## SUPPLIED INFORMATION:
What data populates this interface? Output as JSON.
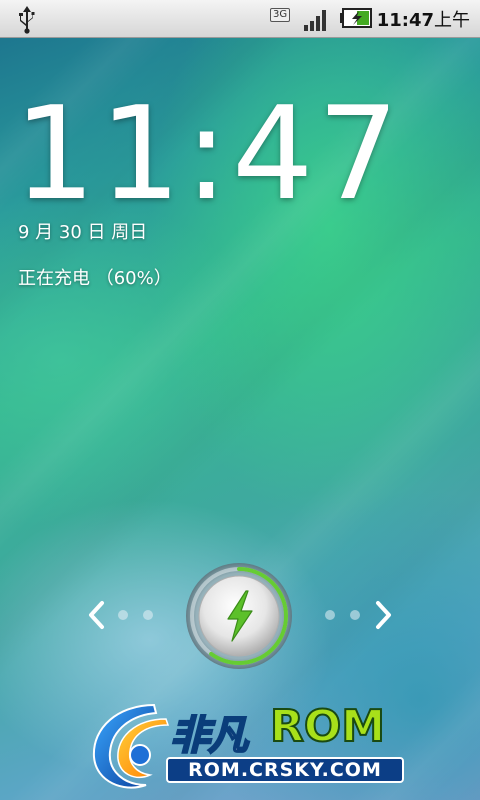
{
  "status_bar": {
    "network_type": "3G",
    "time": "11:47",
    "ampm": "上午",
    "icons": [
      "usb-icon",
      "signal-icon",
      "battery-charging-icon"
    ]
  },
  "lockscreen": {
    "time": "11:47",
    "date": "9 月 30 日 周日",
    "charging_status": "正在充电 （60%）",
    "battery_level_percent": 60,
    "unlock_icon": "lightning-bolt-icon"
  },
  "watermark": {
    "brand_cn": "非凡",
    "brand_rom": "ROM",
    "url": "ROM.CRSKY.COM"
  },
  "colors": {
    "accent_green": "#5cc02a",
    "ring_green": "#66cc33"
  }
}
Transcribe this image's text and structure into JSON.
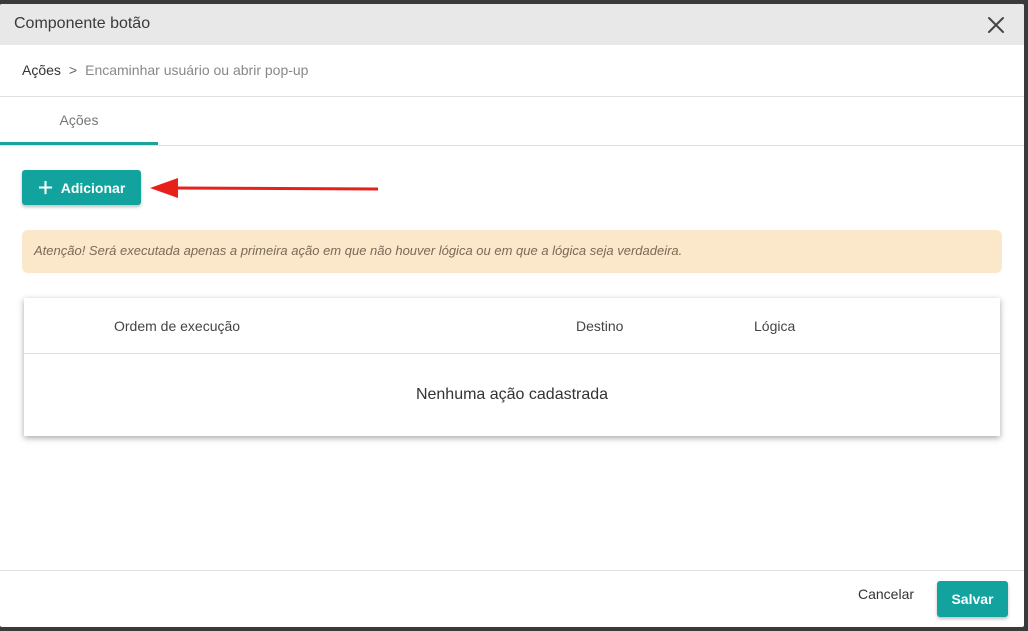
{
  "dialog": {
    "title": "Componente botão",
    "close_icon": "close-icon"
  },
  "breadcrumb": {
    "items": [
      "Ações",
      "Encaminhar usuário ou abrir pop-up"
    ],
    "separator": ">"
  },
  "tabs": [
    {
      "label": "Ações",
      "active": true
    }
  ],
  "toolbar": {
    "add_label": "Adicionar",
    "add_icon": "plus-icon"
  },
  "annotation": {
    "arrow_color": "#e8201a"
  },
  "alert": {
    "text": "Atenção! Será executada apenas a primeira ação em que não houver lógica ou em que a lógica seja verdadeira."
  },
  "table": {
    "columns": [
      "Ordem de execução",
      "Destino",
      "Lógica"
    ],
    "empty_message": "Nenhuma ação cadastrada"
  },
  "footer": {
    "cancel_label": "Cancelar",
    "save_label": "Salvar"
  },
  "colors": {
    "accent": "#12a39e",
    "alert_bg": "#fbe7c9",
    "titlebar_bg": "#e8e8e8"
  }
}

## TASK PROMPT:
Each entry above is to be written out again unchanged, apart from the pictures, which are left out.

## THE ANSWER:
What data populates this interface? Output as JSON.
{
  "status_bar": {
    "network_type": "3G",
    "time": "11:47",
    "ampm": "上午",
    "icons": [
      "usb-icon",
      "signal-icon",
      "battery-charging-icon"
    ]
  },
  "lockscreen": {
    "time": "11:47",
    "date": "9 月 30 日 周日",
    "charging_status": "正在充电 （60%）",
    "battery_level_percent": 60,
    "unlock_icon": "lightning-bolt-icon"
  },
  "watermark": {
    "brand_cn": "非凡",
    "brand_rom": "ROM",
    "url": "ROM.CRSKY.COM"
  },
  "colors": {
    "accent_green": "#5cc02a",
    "ring_green": "#66cc33"
  }
}
Transcribe this image's text and structure into JSON.
{
  "dialog": {
    "title": "Componente botão",
    "close_icon": "close-icon"
  },
  "breadcrumb": {
    "items": [
      "Ações",
      "Encaminhar usuário ou abrir pop-up"
    ],
    "separator": ">"
  },
  "tabs": [
    {
      "label": "Ações",
      "active": true
    }
  ],
  "toolbar": {
    "add_label": "Adicionar",
    "add_icon": "plus-icon"
  },
  "annotation": {
    "arrow_color": "#e8201a"
  },
  "alert": {
    "text": "Atenção! Será executada apenas a primeira ação em que não houver lógica ou em que a lógica seja verdadeira."
  },
  "table": {
    "columns": [
      "Ordem de execução",
      "Destino",
      "Lógica"
    ],
    "empty_message": "Nenhuma ação cadastrada"
  },
  "footer": {
    "cancel_label": "Cancelar",
    "save_label": "Salvar"
  },
  "colors": {
    "accent": "#12a39e",
    "alert_bg": "#fbe7c9",
    "titlebar_bg": "#e8e8e8"
  }
}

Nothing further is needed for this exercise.